> _The problem_
Extract all of the entries and give them again, word for word.

> _Record extracts_

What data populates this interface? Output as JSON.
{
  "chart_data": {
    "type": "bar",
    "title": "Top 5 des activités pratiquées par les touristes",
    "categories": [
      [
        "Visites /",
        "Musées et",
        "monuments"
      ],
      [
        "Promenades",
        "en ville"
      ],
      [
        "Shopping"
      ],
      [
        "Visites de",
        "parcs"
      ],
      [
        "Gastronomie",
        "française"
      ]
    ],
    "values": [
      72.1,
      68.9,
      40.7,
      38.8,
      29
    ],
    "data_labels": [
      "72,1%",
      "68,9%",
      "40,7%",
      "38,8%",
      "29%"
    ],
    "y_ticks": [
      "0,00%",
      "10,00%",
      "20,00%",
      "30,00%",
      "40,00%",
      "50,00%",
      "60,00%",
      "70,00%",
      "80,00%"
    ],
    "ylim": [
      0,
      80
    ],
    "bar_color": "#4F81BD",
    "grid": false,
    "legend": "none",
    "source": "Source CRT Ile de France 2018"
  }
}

> _Solution to this exercise_
What data populates this interface? Output as JSON.
{
  "chart_data": {
    "type": "bar",
    "title": "Top 5 des activités pratiquées par les touristes",
    "categories": [
      [
        "Visites /",
        "Musées et",
        "monuments"
      ],
      [
        "Promenades",
        "en ville"
      ],
      [
        "Shopping"
      ],
      [
        "Visites de",
        "parcs"
      ],
      [
        "Gastronomie",
        "française"
      ]
    ],
    "values": [
      72.1,
      68.9,
      40.7,
      38.8,
      29
    ],
    "data_labels": [
      "72,1%",
      "68,9%",
      "40,7%",
      "38,8%",
      "29%"
    ],
    "y_ticks": [
      "0,00%",
      "10,00%",
      "20,00%",
      "30,00%",
      "40,00%",
      "50,00%",
      "60,00%",
      "70,00%",
      "80,00%"
    ],
    "ylim": [
      0,
      80
    ],
    "bar_color": "#4F81BD",
    "grid": false,
    "legend": "none",
    "source": "Source CRT Ile de France 2018"
  }
}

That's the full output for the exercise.